• Extrait:

Cet hôpital avait pour infirmières des dames religieuses. Je ne me rappelle plus le nom de leur congrégation. Le dévouement de ces nobles femmes est au-dessus de tout éloge, et tout ce qui a été dit, à leur sujet, chez tous les peuples et dans toutes les langues, n’exprime qu’une bien faible partie de leur immense mérite.

Ce n’est que vers le milieu d’août que les premiers blessés arrivèrent à notre hôpital. Ils venaient du centre de la Belgique. Nous en avions eu un, venant de Liège, qui n’a cessé, je ne l’oublierai jamais, de nous divertir par sa verve endiablée, et son intarissable faconde.

Tous les médecins de l’hôpital, à part moi, faisaient partie de l’armée, du moins depuis le début de la guerre.

C’est le 25 août, si j’ai bonne mémoire, qu’un premier « raid » aérien eut lieu au-dessus de la ville d’Anvers. On peut facilement imaginer l’émotion créée par l’apparition d’un Zeppelin au-dessus de la ville. Onze civils, hommes femmes et enfants furent victimes de cette monstrueuse attaque. Le lendemain, un journal d’Anvers, « La Métropole », publiait un entrefilet où il était proposé d’inhumer les corps de ces victimes à un certain endroit de la ville, et d’y élever un monument avec l’inscription suivante : « Assassinés par la brutalité allemande le 25 août 1914. »

L’indignation était à son comble. Les citoyens allemands qui se trouvaient à Anvers, sentant que leur position devenait intenable, se « défilèrent » pour la plupart.

Chaque jour j’arrivais à l’hôpital avec le « Times » de Londres. Dans nos moments de loisir, mes collègues m’entouraient pour entendre la lecture des principaux articles que je leur traduisais.

• Consignes:
**1.** Résumez l'extrait en deux phrases.
**2.** Donnez tous les noms de lieux (pays et villes) cités dans l'extrait.
Les données ci-dessous n'ont aucun lien avec l'extrait.

• Les données:
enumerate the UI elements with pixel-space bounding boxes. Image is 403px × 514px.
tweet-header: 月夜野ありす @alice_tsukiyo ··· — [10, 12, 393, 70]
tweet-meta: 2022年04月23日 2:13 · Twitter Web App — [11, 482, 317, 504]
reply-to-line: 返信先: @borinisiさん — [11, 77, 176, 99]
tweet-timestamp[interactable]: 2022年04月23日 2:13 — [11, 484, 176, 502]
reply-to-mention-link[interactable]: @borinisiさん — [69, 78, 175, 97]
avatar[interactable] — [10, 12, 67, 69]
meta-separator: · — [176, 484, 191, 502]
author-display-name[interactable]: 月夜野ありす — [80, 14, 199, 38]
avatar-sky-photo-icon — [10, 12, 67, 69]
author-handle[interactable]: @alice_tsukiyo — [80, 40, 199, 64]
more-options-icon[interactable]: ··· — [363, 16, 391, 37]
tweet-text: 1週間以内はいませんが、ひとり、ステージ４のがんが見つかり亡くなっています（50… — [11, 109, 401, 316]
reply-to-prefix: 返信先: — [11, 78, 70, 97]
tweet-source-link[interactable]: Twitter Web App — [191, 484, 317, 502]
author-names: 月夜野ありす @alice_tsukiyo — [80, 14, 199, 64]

• Réponses attendues:
**1.** Dans un hôpital dont les infirmières sont des religieuses, les premiers blessés arrivent vers le milieu d'août, puis un Zeppelin attaque Anvers le 25 août et tue onze civils, ce qui soulève une vive indignation et pousse la plupart des Allemands de la ville à partir. Chaque jour, les principaux articles du « Times » de Londres sont lus et traduits pour les collègues pendant les moments de loisir.

**2.** Belgique, Liège, Anvers, Londres